In the records below, find each line with the word "皮肤真菌病" and copy it.

• [Saved entries]:
* * * * * * * * *
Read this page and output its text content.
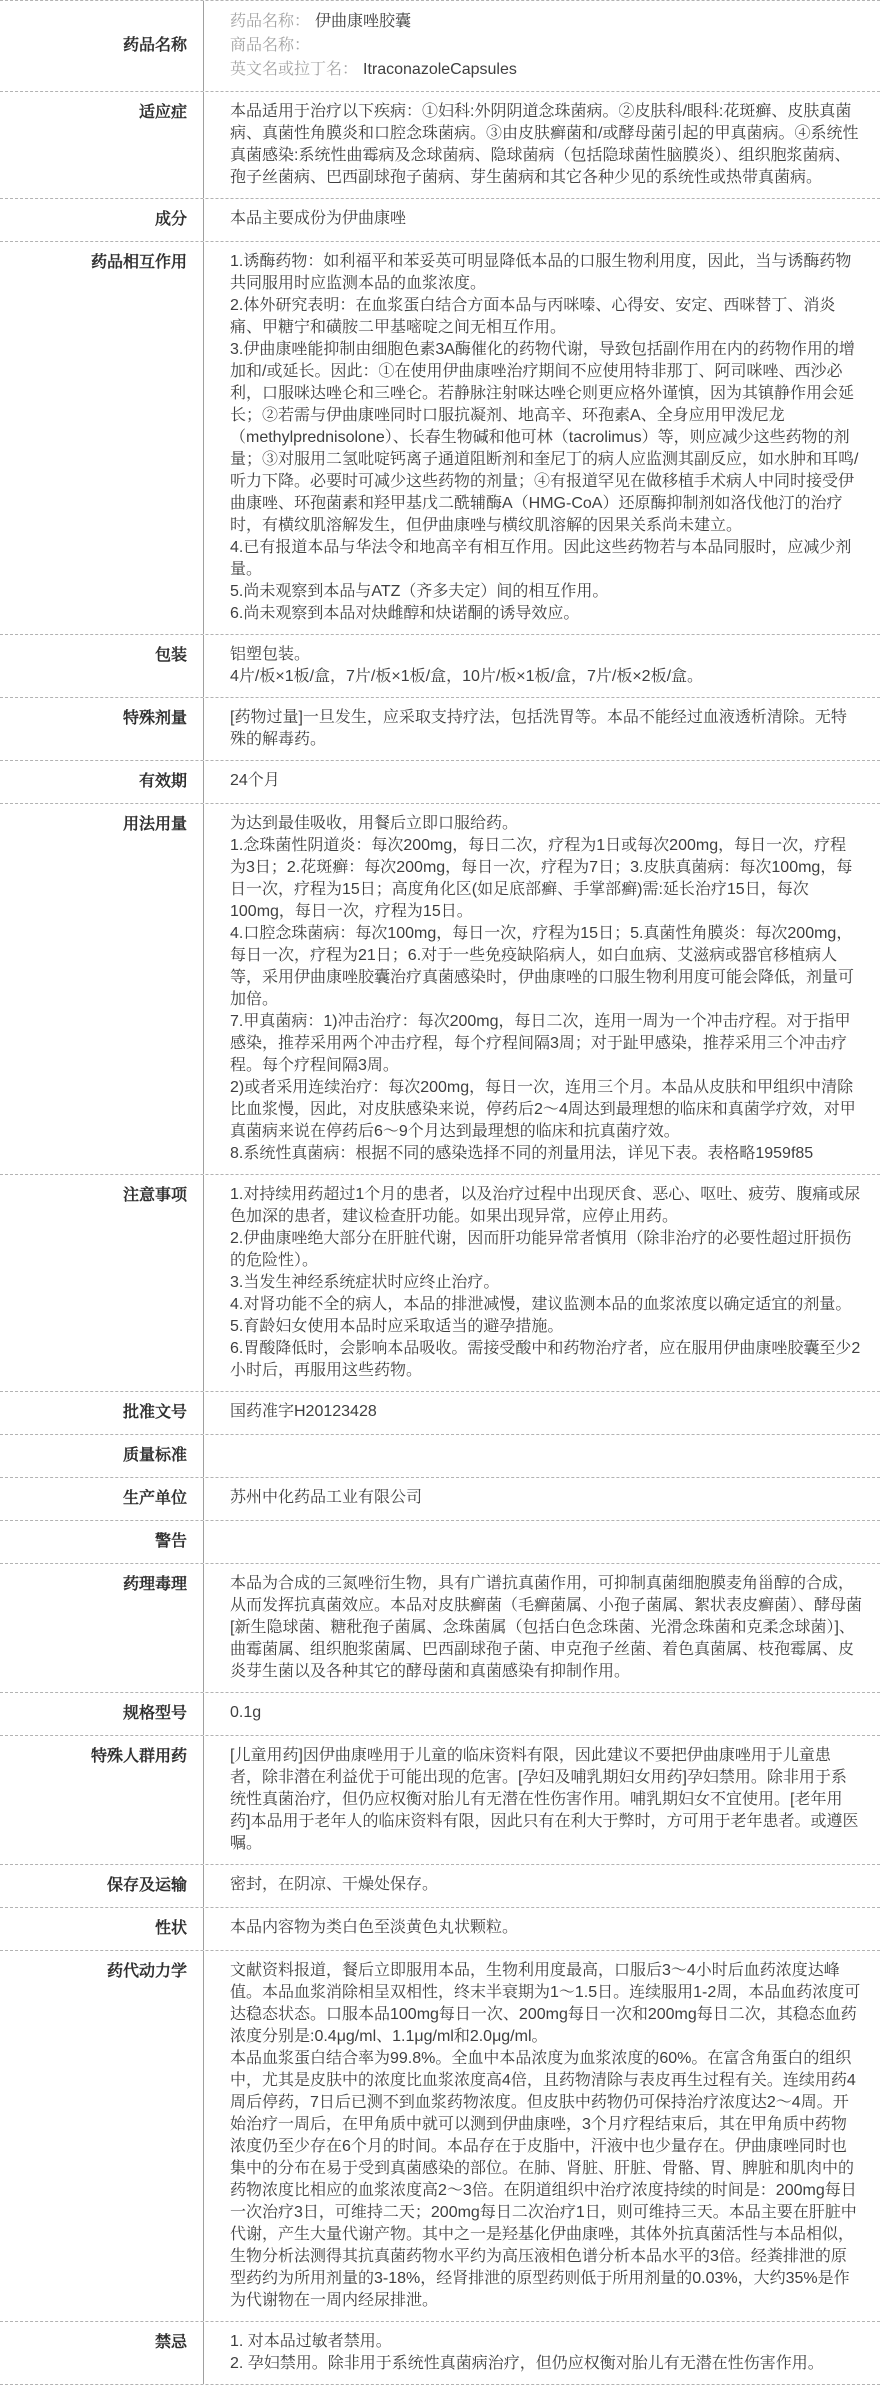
药品名称

药品名称： 伊曲康唑胶囊

商品名称：

英文名或拉丁名： ItraconazoleCapsules

适应症	本品适用于治疗以下疾病：①妇科:外阴阴道念珠菌病。②皮肤科/眼科:花斑癣、皮肤真菌病、真菌性角膜炎和口腔念珠菌病。③由皮肤癣菌和/或酵母菌引起的甲真菌病。④系统性真菌感染:系统性曲霉病及念球菌病、隐球菌病（包括隐球菌性脑膜炎）、组织胞浆菌病、孢子丝菌病、巴西副球孢子菌病、芽生菌病和其它各种少见的系统性或热带真菌病。

成分	本品主要成份为伊曲康唑

药品相互作用	1.诱酶药物：如利福平和苯妥英可明显降低本品的口服生物利用度，因此，当与诱酶药物共同服用时应监测本品的血浆浓度。

2.体外研究表明：在血浆蛋白结合方面本品与丙咪嗪、心得安、安定、西咪替丁、消炎痛、甲糖宁和磺胺二甲基嘧啶之间无相互作用。

3.伊曲康唑能抑制由细胞色素3A酶催化的药物代谢，导致包括副作用在内的药物作用的增加和/或延长。因此：①在使用伊曲康唑治疗期间不应使用特非那丁、阿司咪唑、西沙必利，口服咪达唑仑和三唑仑。若静脉注射咪达唑仑则更应格外谨慎，因为其镇静作用会延长；②若需与伊曲康唑同时口服抗凝剂、地高辛、环孢素A、全身应用甲泼尼龙（methylprednisolone）、长春生物碱和他可林（tacrolimus）等，则应减少这些药物的剂量；③对服用二氢吡啶钙离子通道阻断剂和奎尼丁的病人应监测其副反应，如水肿和耳鸣/听力下降。必要时可减少这些药物的剂量；④有报道罕见在做移植手术病人中同时接受伊曲康唑、环孢菌素和羟甲基戊二酰辅酶A（HMG-CoA）还原酶抑制剂如洛伐他汀的治疗时，有横纹肌溶解发生，但伊曲康唑与横纹肌溶解的因果关系尚未建立。

4.已有报道本品与华法令和地高辛有相互作用。因此这些药物若与本品同服时，应减少剂量。

5.尚未观察到本品与ATZ（齐多夫定）间的相互作用。

6.尚未观察到本品对炔雌醇和炔诺酮的诱导效应。

包装	铝塑包装。

4片/板×1板/盒，7片/板×1板/盒，10片/板×1板/盒，7片/板×2板/盒。

特殊剂量	[药物过量]一旦发生，应采取支持疗法，包括洗胃等。本品不能经过血液透析清除。无特殊的解毒药。

有效期	24个月

用法用量	为达到最佳吸收，用餐后立即口服给药。

1.念珠菌性阴道炎：每次200mg，每日二次，疗程为1日或每次200mg，每日一次，疗程为3日；2.花斑癣：每次200mg，每日一次，疗程为7日；3.皮肤真菌病：每次100mg，每日一次，疗程为15日；高度角化区(如足底部癣、手掌部癣)需:延长治疗15日，每次100mg，每日一次，疗程为15日。

4.口腔念珠菌病：每次100mg，每日一次，疗程为15日；5.真菌性角膜炎：每次200mg，每日一次，疗程为21日；6.对于一些免疫缺陷病人，如白血病、艾滋病或器官移植病人等，采用伊曲康唑胶囊治疗真菌感染时，伊曲康唑的口服生物利用度可能会降低，剂量可加倍。

7.甲真菌病：1)冲击治疗：每次200mg，每日二次，连用一周为一个冲击疗程。对于指甲感染，推荐采用两个冲击疗程，每个疗程间隔3周；对于趾甲感染，推荐采用三个冲击疗程。每个疗程间隔3周。

2)或者采用连续治疗：每次200mg，每日一次，连用三个月。本品从皮肤和甲组织中清除比血浆慢，因此，对皮肤感染来说，停药后2～4周达到最理想的临床和真菌学疗效，对甲真菌病来说在停药后6～9个月达到最理想的临床和抗真菌疗效。

8.系统性真菌病：根据不同的感染选择不同的剂量用法，详见下表。表格略1959f85

注意事项	1.对持续用药超过1个月的患者，以及治疗过程中出现厌食、恶心、呕吐、疲劳、腹痛或尿色加深的患者，建议检查肝功能。如果出现异常，应停止用药。

2.伊曲康唑绝大部分在肝脏代谢，因而肝功能异常者慎用（除非治疗的必要性超过肝损伤的危险性）。

3.当发生神经系统症状时应终止治疗。

4.对肾功能不全的病人，本品的排泄减慢，建议监测本品的血浆浓度以确定适宜的剂量。

5.育龄妇女使用本品时应采取适当的避孕措施。

6.胃酸降低时，会影响本品吸收。需接受酸中和药物治疗者，应在服用伊曲康唑胶囊至少2小时后，再服用这些药物。

批准文号	国药准字H20123428

质量标准
生产单位	苏州中化药品工业有限公司

警告
药理毒理	本品为合成的三氮唑衍生物，具有广谱抗真菌作用，可抑制真菌细胞膜麦角甾醇的合成，从而发挥抗真菌效应。本品对皮肤癣菌（毛癣菌属、小孢子菌属、絮状表皮癣菌）、酵母菌[新生隐球菌、糖秕孢子菌属、念珠菌属（包括白色念珠菌、光滑念珠菌和克柔念球菌）]、曲霉菌属、组织胞浆菌属、巴西副球孢子菌、申克孢子丝菌、着色真菌属、枝孢霉属、皮炎芽生菌以及各种其它的酵母菌和真菌感染有抑制作用。

规格型号	0.1g

特殊人群用药	[儿童用药]因伊曲康唑用于儿童的临床资料有限，因此建议不要把伊曲康唑用于儿童患者，除非潜在利益优于可能出现的危害。[孕妇及哺乳期妇女用药]孕妇禁用。除非用于系统性真菌治疗，但仍应权衡对胎儿有无潜在性伤害作用。哺乳期妇女不宜使用。[老年用药]本品用于老年人的临床资料有限，因此只有在利大于弊时，方可用于老年患者。或遵医嘱。

保存及运输	密封，在阴凉、干燥处保存。

性状	本品内容物为类白色至淡黄色丸状颗粒。

药代动力学	文献资料报道，餐后立即服用本品，生物利用度最高，口服后3～4小时后血药浓度达峰值。本品血浆消除相呈双相性，终末半衰期为1～1.5日。连续服用1-2周，本品血药浓度可达稳态状态。口服本品100mg每日一次、200mg每日一次和200mg每日二次，其稳态血药浓度分别是:0.4μg/ml、1.1μg/ml和2.0μg/ml。

本品血浆蛋白结合率为99.8%。全血中本品浓度为血浆浓度的60%。在富含角蛋白的组织中，尤其是皮肤中的浓度比血浆浓度高4倍，且药物清除与表皮再生过程有关。连续用药4周后停药，7日后已测不到血浆药物浓度。但皮肤中药物仍可保持治疗浓度达2～4周。开始治疗一周后，在甲角质中就可以测到伊曲康唑，3个月疗程结束后，其在甲角质中药物浓度仍至少存在6个月的时间。本品存在于皮脂中，汗液中也少量存在。伊曲康唑同时也集中的分布在易于受到真菌感染的部位。在肺、肾脏、肝脏、骨骼、胃、脾脏和肌肉中的药物浓度比相应的血浆浓度高2～3倍。在阴道组织中治疗浓度持续的时间是：200mg每日一次治疗3日，可维持二天；200mg每日二次治疗1日，则可维持三天。本品主要在肝脏中代谢，产生大量代谢产物。其中之一是羟基化伊曲康唑，其体外抗真菌活性与本品相似，生物分析法测得其抗真菌药物水平约为高压液相色谱分析本品水平的3倍。经粪排泄的原型药约为所用剂量的3-18%，经肾排泄的原型药则低于所用剂量的0.03%，大约35%是作为代谢物在一周内经尿排泄。

禁忌	1. 对本品过敏者禁用。

2. 孕妇禁用。除非用于系统性真菌病治疗，但仍应权衡对胎儿有无潜在性伤害作用。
* * * * * * * * *
• [CORRECT RESPONSE]:
适应症	本品适用于治疗以下疾病：①妇科:外阴阴道念珠菌病。②皮肤科/眼科:花斑癣、皮肤真菌病、真菌性角膜炎和口腔念珠菌病。③由皮肤癣菌和/或酵母菌引起的甲真菌病。④系统性真菌感染:系统性曲霉病及念球菌病、隐球菌病（包括隐球菌性脑膜炎）、组织胞浆菌病、孢子丝菌病、巴西副球孢子菌病、芽生菌病和其它各种少见的系统性或热带真菌病。
1.念珠菌性阴道炎：每次200mg，每日二次，疗程为1日或每次200mg，每日一次，疗程为3日；2.花斑癣：每次200mg，每日一次，疗程为7日；3.皮肤真菌病：每次100mg，每日一次，疗程为15日；高度角化区(如足底部癣、手掌部癣)需:延长治疗15日，每次100mg，每日一次，疗程为15日。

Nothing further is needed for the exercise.